** START OF Supplied information **
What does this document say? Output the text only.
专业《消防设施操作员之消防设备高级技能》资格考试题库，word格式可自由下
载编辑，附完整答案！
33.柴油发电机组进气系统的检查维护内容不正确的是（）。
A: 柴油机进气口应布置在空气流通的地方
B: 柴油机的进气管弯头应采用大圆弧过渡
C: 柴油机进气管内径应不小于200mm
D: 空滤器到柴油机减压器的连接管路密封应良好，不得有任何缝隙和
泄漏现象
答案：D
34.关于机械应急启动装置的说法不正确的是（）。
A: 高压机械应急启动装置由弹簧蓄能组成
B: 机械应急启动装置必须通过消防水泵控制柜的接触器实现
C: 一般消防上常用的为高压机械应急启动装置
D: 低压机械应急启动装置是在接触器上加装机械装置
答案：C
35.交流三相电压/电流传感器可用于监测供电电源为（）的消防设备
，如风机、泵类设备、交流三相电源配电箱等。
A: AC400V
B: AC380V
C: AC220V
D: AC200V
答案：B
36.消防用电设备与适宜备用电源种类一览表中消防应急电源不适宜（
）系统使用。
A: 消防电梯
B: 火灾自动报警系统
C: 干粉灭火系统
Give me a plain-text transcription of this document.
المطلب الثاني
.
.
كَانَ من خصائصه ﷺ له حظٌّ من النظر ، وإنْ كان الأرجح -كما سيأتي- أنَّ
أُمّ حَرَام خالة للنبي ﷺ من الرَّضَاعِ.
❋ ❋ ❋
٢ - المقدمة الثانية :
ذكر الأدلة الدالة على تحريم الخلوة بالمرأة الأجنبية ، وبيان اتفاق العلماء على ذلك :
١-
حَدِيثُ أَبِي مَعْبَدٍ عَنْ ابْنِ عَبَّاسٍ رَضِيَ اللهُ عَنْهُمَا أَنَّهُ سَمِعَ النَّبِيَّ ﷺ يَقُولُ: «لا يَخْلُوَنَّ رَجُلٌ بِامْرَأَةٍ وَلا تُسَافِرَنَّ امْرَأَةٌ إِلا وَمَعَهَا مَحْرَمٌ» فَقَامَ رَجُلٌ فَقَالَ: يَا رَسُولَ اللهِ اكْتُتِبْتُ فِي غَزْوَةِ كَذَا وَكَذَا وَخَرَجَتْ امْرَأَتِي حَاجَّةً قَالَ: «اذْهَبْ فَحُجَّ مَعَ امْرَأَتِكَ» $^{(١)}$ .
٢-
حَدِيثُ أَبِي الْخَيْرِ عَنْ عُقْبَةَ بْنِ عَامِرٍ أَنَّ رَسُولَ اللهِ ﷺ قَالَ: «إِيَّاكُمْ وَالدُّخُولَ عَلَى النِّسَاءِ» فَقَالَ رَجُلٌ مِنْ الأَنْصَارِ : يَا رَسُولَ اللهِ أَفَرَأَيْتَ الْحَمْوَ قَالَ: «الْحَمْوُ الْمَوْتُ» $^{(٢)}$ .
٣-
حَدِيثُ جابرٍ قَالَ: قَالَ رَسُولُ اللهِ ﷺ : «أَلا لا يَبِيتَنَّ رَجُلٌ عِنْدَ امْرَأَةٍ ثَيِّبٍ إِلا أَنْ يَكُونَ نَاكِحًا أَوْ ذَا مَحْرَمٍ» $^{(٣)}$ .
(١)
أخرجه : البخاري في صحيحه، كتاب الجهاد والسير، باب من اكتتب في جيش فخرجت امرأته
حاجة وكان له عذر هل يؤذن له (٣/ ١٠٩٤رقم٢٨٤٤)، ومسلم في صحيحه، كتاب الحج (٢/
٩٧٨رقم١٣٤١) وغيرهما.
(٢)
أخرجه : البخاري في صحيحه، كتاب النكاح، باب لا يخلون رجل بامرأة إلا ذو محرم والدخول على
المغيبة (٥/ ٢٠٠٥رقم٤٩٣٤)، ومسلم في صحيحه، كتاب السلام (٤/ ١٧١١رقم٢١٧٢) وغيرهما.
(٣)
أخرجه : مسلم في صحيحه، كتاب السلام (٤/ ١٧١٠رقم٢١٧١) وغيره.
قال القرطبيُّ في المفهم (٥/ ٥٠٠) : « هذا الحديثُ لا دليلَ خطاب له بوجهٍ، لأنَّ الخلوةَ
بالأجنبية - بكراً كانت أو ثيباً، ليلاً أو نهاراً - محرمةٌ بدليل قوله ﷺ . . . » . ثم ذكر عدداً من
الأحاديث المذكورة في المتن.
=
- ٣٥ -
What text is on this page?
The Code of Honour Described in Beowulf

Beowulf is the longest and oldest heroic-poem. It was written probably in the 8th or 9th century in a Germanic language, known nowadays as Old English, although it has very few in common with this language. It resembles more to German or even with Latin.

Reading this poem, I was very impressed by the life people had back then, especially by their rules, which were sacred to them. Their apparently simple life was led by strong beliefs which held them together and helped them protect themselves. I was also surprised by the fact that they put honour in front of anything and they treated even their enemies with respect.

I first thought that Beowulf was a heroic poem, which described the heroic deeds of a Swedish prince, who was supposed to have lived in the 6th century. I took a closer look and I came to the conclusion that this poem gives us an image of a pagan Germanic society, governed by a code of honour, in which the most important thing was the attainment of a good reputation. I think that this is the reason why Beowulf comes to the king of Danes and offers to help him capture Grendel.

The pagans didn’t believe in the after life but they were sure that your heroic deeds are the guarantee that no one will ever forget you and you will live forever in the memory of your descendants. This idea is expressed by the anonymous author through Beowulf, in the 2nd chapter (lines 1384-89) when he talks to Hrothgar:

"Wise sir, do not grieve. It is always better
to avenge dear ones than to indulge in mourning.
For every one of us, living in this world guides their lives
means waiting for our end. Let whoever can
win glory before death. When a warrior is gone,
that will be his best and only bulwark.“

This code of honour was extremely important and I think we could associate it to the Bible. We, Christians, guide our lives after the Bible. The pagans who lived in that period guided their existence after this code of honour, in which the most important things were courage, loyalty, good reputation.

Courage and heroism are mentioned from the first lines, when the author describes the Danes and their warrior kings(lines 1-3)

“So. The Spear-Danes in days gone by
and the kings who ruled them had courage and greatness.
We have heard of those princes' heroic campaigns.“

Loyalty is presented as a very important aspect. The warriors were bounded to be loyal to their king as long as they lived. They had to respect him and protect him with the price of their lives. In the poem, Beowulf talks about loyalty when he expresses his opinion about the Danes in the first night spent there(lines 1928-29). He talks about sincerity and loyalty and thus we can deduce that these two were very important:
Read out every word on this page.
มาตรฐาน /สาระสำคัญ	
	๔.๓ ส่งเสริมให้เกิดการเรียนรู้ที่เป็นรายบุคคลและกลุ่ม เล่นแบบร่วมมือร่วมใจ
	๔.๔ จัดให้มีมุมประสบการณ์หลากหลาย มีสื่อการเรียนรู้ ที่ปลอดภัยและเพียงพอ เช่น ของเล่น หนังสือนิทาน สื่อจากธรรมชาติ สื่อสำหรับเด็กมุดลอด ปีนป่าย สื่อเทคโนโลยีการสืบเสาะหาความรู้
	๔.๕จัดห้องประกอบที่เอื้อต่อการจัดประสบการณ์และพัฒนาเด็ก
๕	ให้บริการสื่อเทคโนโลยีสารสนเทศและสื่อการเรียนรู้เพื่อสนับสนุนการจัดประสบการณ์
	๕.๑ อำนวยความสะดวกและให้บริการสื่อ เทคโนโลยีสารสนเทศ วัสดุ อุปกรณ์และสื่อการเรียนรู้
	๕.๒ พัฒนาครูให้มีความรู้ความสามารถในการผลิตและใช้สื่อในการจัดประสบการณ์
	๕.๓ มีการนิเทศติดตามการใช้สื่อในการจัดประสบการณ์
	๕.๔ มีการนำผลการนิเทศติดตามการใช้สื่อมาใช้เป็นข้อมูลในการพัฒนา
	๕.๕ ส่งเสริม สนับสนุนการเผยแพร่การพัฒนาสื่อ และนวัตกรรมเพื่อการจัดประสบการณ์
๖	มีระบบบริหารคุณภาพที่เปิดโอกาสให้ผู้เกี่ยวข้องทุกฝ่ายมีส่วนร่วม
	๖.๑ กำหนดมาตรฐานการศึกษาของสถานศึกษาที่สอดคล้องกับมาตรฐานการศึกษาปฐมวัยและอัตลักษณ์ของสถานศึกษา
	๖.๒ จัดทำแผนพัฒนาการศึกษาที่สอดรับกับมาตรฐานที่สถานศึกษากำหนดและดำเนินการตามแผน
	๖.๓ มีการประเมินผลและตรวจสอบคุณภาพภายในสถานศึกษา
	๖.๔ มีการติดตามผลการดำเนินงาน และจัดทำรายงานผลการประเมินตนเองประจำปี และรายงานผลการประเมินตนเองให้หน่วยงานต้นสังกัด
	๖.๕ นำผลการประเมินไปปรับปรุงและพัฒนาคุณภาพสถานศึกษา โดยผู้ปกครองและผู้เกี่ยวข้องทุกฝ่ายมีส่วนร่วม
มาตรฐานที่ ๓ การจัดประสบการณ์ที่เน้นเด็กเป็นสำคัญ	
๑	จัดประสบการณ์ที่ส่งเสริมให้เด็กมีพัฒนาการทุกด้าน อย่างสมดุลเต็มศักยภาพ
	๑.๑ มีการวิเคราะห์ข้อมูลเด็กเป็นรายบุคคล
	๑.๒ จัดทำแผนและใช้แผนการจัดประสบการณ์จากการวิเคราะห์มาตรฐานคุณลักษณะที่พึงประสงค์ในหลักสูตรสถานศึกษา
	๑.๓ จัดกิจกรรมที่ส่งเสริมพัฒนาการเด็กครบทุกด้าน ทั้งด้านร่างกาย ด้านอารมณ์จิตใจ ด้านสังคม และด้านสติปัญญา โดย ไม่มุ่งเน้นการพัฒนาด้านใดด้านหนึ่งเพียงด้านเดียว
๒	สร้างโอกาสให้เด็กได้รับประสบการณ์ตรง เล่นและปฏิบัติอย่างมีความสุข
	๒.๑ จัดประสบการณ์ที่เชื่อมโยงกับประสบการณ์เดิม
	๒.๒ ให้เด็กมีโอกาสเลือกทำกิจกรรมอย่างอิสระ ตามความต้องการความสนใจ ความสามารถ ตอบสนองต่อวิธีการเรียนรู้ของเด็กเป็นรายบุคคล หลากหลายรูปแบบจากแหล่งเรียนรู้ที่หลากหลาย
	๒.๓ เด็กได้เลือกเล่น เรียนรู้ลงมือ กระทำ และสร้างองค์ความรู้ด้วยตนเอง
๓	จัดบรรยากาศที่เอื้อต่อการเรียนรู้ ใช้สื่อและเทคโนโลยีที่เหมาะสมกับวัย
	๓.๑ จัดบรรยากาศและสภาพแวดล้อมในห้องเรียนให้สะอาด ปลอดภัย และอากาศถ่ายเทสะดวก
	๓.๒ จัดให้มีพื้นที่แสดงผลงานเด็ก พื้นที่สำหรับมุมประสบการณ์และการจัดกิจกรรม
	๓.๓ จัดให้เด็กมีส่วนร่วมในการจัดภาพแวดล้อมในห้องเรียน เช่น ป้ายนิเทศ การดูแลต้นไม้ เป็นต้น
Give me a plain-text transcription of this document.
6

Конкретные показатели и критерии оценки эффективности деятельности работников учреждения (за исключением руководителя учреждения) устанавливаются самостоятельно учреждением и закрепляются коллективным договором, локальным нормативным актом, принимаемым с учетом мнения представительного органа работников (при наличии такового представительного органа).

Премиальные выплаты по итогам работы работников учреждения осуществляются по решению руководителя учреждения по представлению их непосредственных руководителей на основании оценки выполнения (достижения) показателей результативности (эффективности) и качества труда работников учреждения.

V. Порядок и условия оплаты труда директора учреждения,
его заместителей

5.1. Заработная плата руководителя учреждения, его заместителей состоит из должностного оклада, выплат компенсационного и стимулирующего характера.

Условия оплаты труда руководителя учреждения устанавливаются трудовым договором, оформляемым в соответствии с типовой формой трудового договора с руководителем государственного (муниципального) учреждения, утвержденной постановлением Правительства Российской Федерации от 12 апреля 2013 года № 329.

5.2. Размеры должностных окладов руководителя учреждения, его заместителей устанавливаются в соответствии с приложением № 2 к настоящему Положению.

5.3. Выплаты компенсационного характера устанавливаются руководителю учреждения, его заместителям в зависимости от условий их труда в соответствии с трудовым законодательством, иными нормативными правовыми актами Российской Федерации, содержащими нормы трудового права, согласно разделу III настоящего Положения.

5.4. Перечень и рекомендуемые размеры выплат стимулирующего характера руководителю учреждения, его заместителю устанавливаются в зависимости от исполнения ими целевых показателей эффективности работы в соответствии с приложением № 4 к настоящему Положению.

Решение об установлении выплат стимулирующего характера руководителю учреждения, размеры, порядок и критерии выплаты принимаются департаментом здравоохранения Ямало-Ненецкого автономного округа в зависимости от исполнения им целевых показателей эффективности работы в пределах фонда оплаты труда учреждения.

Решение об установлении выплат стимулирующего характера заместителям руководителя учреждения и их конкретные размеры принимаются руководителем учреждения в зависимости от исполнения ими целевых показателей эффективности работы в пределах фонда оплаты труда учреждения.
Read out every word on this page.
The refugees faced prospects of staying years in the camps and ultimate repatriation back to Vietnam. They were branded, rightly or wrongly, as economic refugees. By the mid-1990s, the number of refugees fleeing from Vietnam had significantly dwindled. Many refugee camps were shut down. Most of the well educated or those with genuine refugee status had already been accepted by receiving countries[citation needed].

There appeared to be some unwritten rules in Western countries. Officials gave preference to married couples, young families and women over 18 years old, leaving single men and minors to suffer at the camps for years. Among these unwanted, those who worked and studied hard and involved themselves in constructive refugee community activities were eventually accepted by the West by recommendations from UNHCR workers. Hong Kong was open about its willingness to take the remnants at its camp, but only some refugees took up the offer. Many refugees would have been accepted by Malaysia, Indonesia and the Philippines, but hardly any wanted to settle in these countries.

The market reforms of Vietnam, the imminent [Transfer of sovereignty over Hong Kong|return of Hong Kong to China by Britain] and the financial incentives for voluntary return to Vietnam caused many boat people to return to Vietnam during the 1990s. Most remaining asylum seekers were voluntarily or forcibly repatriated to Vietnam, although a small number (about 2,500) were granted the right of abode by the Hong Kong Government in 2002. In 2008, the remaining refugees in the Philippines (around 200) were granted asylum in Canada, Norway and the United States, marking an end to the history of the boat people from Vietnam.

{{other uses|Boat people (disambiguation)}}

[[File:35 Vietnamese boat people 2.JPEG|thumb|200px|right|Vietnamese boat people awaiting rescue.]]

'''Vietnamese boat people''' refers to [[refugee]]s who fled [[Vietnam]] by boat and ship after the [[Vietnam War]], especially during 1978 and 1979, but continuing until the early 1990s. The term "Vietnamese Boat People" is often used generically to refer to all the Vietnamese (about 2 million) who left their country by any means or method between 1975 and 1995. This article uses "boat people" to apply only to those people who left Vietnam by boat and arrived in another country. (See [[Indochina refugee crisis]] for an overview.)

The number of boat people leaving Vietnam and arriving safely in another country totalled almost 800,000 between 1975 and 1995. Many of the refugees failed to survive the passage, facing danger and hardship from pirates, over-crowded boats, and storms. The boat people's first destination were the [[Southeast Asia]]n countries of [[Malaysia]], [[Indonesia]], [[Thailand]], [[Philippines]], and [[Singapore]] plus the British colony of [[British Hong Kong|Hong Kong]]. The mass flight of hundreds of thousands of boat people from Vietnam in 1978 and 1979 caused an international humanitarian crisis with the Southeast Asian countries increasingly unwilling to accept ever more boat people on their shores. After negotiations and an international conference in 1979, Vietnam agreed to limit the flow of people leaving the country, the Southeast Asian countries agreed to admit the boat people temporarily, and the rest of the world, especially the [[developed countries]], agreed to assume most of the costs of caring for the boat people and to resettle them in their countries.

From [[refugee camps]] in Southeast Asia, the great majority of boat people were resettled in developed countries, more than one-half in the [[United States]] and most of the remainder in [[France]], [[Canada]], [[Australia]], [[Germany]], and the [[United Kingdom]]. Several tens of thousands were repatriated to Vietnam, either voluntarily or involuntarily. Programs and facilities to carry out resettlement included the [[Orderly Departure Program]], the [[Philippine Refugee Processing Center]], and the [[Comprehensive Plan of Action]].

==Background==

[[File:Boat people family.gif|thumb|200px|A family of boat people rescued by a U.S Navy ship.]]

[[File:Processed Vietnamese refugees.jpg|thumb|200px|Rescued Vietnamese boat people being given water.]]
** END OF Supplied information **
# Request
Copy down every line of the entries containing the word "What".

# Answer
What does this document say? Output the text only.
What text is on this page?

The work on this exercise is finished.